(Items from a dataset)
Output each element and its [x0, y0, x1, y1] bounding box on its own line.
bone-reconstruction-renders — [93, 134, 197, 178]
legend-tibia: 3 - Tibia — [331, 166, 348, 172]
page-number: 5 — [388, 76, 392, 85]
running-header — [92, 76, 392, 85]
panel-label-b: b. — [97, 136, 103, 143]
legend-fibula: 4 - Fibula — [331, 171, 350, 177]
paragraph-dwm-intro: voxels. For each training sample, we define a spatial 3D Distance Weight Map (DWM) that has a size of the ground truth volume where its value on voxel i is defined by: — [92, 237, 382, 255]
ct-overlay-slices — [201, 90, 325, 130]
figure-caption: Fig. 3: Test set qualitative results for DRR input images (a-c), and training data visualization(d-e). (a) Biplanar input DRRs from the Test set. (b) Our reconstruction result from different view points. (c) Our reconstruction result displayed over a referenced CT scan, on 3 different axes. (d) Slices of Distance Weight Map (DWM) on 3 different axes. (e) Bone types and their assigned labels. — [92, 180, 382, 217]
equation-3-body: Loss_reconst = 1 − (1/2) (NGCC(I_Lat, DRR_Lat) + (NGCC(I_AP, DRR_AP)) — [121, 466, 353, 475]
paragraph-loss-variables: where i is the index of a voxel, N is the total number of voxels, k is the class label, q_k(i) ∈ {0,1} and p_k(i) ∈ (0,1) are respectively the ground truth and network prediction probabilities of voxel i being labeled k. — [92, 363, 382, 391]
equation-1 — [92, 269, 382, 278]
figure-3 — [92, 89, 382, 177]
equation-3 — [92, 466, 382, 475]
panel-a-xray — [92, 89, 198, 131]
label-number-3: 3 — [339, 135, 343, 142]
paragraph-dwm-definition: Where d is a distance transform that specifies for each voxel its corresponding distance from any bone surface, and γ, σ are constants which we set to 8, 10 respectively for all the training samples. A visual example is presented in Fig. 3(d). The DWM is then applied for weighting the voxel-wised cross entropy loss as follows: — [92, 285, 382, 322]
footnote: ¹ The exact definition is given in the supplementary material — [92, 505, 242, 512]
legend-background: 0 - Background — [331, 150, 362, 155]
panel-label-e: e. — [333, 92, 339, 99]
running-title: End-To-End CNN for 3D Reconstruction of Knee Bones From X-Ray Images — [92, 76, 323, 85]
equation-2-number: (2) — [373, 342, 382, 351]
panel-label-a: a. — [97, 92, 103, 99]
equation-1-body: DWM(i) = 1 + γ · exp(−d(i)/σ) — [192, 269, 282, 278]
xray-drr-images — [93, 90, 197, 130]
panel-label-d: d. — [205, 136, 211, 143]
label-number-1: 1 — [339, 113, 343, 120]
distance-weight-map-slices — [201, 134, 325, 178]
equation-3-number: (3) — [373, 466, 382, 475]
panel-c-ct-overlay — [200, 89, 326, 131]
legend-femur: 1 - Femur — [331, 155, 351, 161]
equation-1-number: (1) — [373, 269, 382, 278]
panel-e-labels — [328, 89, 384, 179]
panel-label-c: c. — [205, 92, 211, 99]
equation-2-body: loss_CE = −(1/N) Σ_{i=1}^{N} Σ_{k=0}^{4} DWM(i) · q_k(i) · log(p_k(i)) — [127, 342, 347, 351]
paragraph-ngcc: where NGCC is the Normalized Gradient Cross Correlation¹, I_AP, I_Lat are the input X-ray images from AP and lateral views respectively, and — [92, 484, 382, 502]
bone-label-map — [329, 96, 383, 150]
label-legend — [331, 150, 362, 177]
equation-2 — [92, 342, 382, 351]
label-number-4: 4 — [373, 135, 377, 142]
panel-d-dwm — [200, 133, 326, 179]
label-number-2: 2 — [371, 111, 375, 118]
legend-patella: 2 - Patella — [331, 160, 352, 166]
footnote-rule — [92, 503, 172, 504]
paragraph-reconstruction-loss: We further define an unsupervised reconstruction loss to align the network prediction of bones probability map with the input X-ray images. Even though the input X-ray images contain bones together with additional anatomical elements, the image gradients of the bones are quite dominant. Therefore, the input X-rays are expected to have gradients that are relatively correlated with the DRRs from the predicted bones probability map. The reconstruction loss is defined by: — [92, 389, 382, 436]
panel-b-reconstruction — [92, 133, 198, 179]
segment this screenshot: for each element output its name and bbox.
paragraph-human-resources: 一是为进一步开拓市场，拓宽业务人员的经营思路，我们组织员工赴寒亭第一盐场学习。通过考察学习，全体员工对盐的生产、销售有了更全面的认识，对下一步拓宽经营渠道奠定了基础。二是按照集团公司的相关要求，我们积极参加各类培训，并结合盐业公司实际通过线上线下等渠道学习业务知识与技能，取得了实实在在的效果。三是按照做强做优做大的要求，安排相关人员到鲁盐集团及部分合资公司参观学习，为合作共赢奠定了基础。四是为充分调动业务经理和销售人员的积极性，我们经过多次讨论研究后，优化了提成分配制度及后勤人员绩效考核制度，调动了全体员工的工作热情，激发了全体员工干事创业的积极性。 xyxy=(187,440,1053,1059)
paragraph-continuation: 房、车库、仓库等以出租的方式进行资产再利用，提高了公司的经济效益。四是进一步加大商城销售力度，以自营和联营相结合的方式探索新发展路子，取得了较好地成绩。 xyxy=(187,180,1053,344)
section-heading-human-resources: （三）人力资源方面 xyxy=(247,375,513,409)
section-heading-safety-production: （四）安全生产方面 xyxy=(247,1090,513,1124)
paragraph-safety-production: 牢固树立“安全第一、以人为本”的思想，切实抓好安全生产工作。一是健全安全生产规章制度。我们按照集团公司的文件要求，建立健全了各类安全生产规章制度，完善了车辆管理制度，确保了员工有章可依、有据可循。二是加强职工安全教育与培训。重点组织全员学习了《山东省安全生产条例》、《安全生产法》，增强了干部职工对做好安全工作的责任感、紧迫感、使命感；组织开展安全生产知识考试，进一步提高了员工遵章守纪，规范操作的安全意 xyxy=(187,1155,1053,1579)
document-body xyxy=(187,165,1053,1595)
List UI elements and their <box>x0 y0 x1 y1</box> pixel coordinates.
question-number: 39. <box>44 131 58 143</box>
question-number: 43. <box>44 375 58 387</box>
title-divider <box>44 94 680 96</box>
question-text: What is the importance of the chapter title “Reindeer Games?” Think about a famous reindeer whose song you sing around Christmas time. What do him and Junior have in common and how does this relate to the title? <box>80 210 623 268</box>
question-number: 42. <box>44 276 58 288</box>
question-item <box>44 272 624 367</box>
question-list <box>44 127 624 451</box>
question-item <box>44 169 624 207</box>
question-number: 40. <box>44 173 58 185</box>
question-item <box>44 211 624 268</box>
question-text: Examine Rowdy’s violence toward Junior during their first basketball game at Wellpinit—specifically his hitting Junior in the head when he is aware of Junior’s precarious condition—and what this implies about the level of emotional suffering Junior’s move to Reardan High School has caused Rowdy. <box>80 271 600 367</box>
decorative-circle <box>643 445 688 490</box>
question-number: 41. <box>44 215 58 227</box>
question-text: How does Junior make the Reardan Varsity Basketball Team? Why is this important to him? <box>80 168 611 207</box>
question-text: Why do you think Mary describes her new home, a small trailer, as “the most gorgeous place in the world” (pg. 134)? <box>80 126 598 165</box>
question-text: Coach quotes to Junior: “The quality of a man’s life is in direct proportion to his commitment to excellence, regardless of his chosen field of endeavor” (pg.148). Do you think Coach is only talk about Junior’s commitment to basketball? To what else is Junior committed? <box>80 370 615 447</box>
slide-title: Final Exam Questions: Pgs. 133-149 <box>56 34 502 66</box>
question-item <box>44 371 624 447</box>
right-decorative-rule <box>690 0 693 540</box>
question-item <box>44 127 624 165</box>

● Exercise aim:
Retype all of the records above, line for line, with no changes.

● Written response:
Output each element and its [x0, y0, x1, y1] bounding box on its own line.
bone-reconstruction-renders — [93, 134, 197, 178]
legend-tibia: 3 - Tibia — [331, 166, 348, 172]
page-number: 5 — [388, 76, 392, 85]
running-header — [92, 76, 392, 85]
panel-label-b: b. — [97, 136, 103, 143]
legend-fibula: 4 - Fibula — [331, 171, 350, 177]
paragraph-dwm-intro: voxels. For each training sample, we define a spatial 3D Distance Weight Map (DWM) that has a size of the ground truth volume where its value on voxel i is defined by: — [92, 237, 382, 255]
ct-overlay-slices — [201, 90, 325, 130]
figure-caption: Fig. 3: Test set qualitative results for DRR input images (a-c), and training data visualization(d-e). (a) Biplanar input DRRs from the Test set. (b) Our reconstruction result from different view points. (c) Our reconstruction result displayed over a referenced CT scan, on 3 different axes. (d) Slices of Distance Weight Map (DWM) on 3 different axes. (e) Bone types and their assigned labels. — [92, 180, 382, 217]
equation-3-body: Loss_reconst = 1 − (1/2) (NGCC(I_Lat, DRR_Lat) + (NGCC(I_AP, DRR_AP)) — [121, 466, 353, 475]
paragraph-loss-variables: where i is the index of a voxel, N is the total number of voxels, k is the class label, q_k(i) ∈ {0,1} and p_k(i) ∈ (0,1) are respectively the ground truth and network prediction probabilities of voxel i being labeled k. — [92, 363, 382, 391]
equation-1 — [92, 269, 382, 278]
figure-3 — [92, 89, 382, 177]
equation-3 — [92, 466, 382, 475]
panel-a-xray — [92, 89, 198, 131]
label-number-3: 3 — [339, 135, 343, 142]
paragraph-dwm-definition: Where d is a distance transform that specifies for each voxel its corresponding distance from any bone surface, and γ, σ are constants which we set to 8, 10 respectively for all the training samples. A visual example is presented in Fig. 3(d). The DWM is then applied for weighting the voxel-wised cross entropy loss as follows: — [92, 285, 382, 322]
footnote: ¹ The exact definition is given in the supplementary material — [92, 505, 242, 512]
legend-background: 0 - Background — [331, 150, 362, 155]
panel-label-e: e. — [333, 92, 339, 99]
running-title: End-To-End CNN for 3D Reconstruction of Knee Bones From X-Ray Images — [92, 76, 323, 85]
equation-2-number: (2) — [373, 342, 382, 351]
panel-label-a: a. — [97, 92, 103, 99]
equation-1-body: DWM(i) = 1 + γ · exp(−d(i)/σ) — [192, 269, 282, 278]
xray-drr-images — [93, 90, 197, 130]
panel-label-d: d. — [205, 136, 211, 143]
label-number-1: 1 — [339, 113, 343, 120]
distance-weight-map-slices — [201, 134, 325, 178]
equation-3-number: (3) — [373, 466, 382, 475]
panel-c-ct-overlay — [200, 89, 326, 131]
legend-femur: 1 - Femur — [331, 155, 351, 161]
equation-1-number: (1) — [373, 269, 382, 278]
panel-e-labels — [328, 89, 384, 179]
panel-label-c: c. — [205, 92, 211, 99]
equation-2-body: loss_CE = −(1/N) Σ_{i=1}^{N} Σ_{k=0}^{4} DWM(i) · q_k(i) · log(p_k(i)) — [127, 342, 347, 351]
paragraph-ngcc: where NGCC is the Normalized Gradient Cross Correlation¹, I_AP, I_Lat are the input X-ray images from AP and lateral views respectively, and — [92, 484, 382, 502]
bone-label-map — [329, 96, 383, 150]
label-legend — [331, 150, 362, 177]
equation-2 — [92, 342, 382, 351]
label-number-4: 4 — [373, 135, 377, 142]
panel-d-dwm — [200, 133, 326, 179]
label-number-2: 2 — [371, 111, 375, 118]
legend-patella: 2 - Patella — [331, 160, 352, 166]
footnote-rule — [92, 503, 172, 504]
paragraph-reconstruction-loss: We further define an unsupervised reconstruction loss to align the network prediction of bones probability map with the input X-ray images. Even though the input X-ray images contain bones together with additional anatomical elements, the image gradients of the bones are quite dominant. Therefore, the input X-rays are expected to have gradients that are relatively correlated with the DRRs from the predicted bones probability map. The reconstruction loss is defined by: — [92, 389, 382, 436]
panel-b-reconstruction — [92, 133, 198, 179]
segment this screenshot: for each element output its name and bbox.
paragraph-human-resources: 一是为进一步开拓市场，拓宽业务人员的经营思路，我们组织员工赴寒亭第一盐场学习。通过考察学习，全体员工对盐的生产、销售有了更全面的认识，对下一步拓宽经营渠道奠定了基础。二是按照集团公司的相关要求，我们积极参加各类培训，并结合盐业公司实际通过线上线下等渠道学习业务知识与技能，取得了实实在在的效果。三是按照做强做优做大的要求，安排相关人员到鲁盐集团及部分合资公司参观学习，为合作共赢奠定了基础。四是为充分调动业务经理和销售人员的积极性，我们经过多次讨论研究后，优化了提成分配制度及后勤人员绩效考核制度，调动了全体员工的工作热情，激发了全体员工干事创业的积极性。 xyxy=(187,440,1053,1059)
paragraph-continuation: 房、车库、仓库等以出租的方式进行资产再利用，提高了公司的经济效益。四是进一步加大商城销售力度，以自营和联营相结合的方式探索新发展路子，取得了较好地成绩。 xyxy=(187,180,1053,344)
section-heading-human-resources: （三）人力资源方面 xyxy=(247,375,513,409)
section-heading-safety-production: （四）安全生产方面 xyxy=(247,1090,513,1124)
paragraph-safety-production: 牢固树立“安全第一、以人为本”的思想，切实抓好安全生产工作。一是健全安全生产规章制度。我们按照集团公司的文件要求，建立健全了各类安全生产规章制度，完善了车辆管理制度，确保了员工有章可依、有据可循。二是加强职工安全教育与培训。重点组织全员学习了《山东省安全生产条例》、《安全生产法》，增强了干部职工对做好安全工作的责任感、紧迫感、使命感；组织开展安全生产知识考试，进一步提高了员工遵章守纪，规范操作的安全意 xyxy=(187,1155,1053,1579)
document-body xyxy=(187,165,1053,1595)
List UI elements and their <box>x0 y0 x1 y1</box> pixel coordinates.
question-number: 39. <box>44 131 58 143</box>
question-number: 43. <box>44 375 58 387</box>
title-divider <box>44 94 680 96</box>
question-text: What is the importance of the chapter title “Reindeer Games?” Think about a famous reindeer whose song you sing around Christmas time. What do him and Junior have in common and how does this relate to the title? <box>80 210 623 268</box>
question-number: 42. <box>44 276 58 288</box>
question-item <box>44 272 624 367</box>
question-list <box>44 127 624 451</box>
question-item <box>44 169 624 207</box>
question-number: 40. <box>44 173 58 185</box>
question-item <box>44 211 624 268</box>
question-text: Examine Rowdy’s violence toward Junior during their first basketball game at Wellpinit—specifically his hitting Junior in the head when he is aware of Junior’s precarious condition—and what this implies about the level of emotional suffering Junior’s move to Reardan High School has caused Rowdy. <box>80 271 600 367</box>
decorative-circle <box>643 445 688 490</box>
question-number: 41. <box>44 215 58 227</box>
question-text: How does Junior make the Reardan Varsity Basketball Team? Why is this important to him? <box>80 168 611 207</box>
question-text: Why do you think Mary describes her new home, a small trailer, as “the most gorgeous place in the world” (pg. 134)? <box>80 126 598 165</box>
question-text: Coach quotes to Junior: “The quality of a man’s life is in direct proportion to his commitment to excellence, regardless of his chosen field of endeavor” (pg.148). Do you think Coach is only talk about Junior’s commitment to basketball? To what else is Junior committed? <box>80 370 615 447</box>
slide-title: Final Exam Questions: Pgs. 133-149 <box>56 34 502 66</box>
question-item <box>44 371 624 447</box>
right-decorative-rule <box>690 0 693 540</box>
question-item <box>44 127 624 165</box>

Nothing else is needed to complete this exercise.